-- start --
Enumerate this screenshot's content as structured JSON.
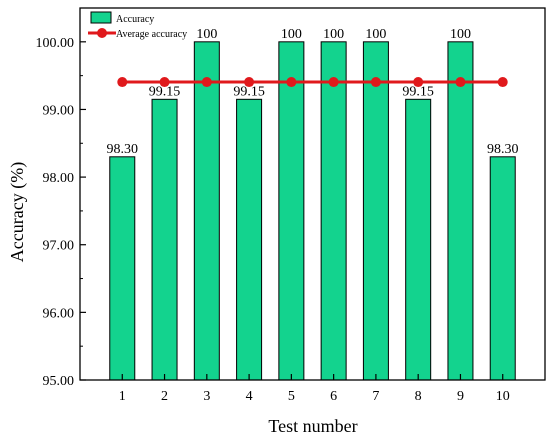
{
  "chart_data": {
    "type": "bar",
    "xlabel": "Test number",
    "ylabel": "Accuracy (%)",
    "categories": [
      "1",
      "2",
      "3",
      "4",
      "5",
      "6",
      "7",
      "8",
      "9",
      "10"
    ],
    "ylim": [
      95,
      100.5
    ],
    "yticks": [
      "95.00",
      "96.00",
      "97.00",
      "98.00",
      "99.00",
      "100.00"
    ],
    "series": [
      {
        "name": "Accuracy",
        "type": "bar",
        "color": "#13d38e",
        "values": [
          98.3,
          99.15,
          100,
          99.15,
          100,
          100,
          100,
          99.15,
          100,
          98.3
        ],
        "labels": [
          "98.30",
          "99.15",
          "100",
          "99.15",
          "100",
          "100",
          "100",
          "99.15",
          "100",
          "98.30"
        ]
      },
      {
        "name": "Average accuracy",
        "type": "line",
        "color": "#e0191c",
        "marker": "circle",
        "values": [
          99.405,
          99.405,
          99.405,
          99.405,
          99.405,
          99.405,
          99.405,
          99.405,
          99.405,
          99.405
        ]
      }
    ],
    "legend_position": "top-left",
    "grid": false
  }
}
-- end --
### What is required
In the material above, find each line that contains the word "name", and select it.

### Result for this exercise
        "name": "Accuracy",
        "name": "Average accuracy",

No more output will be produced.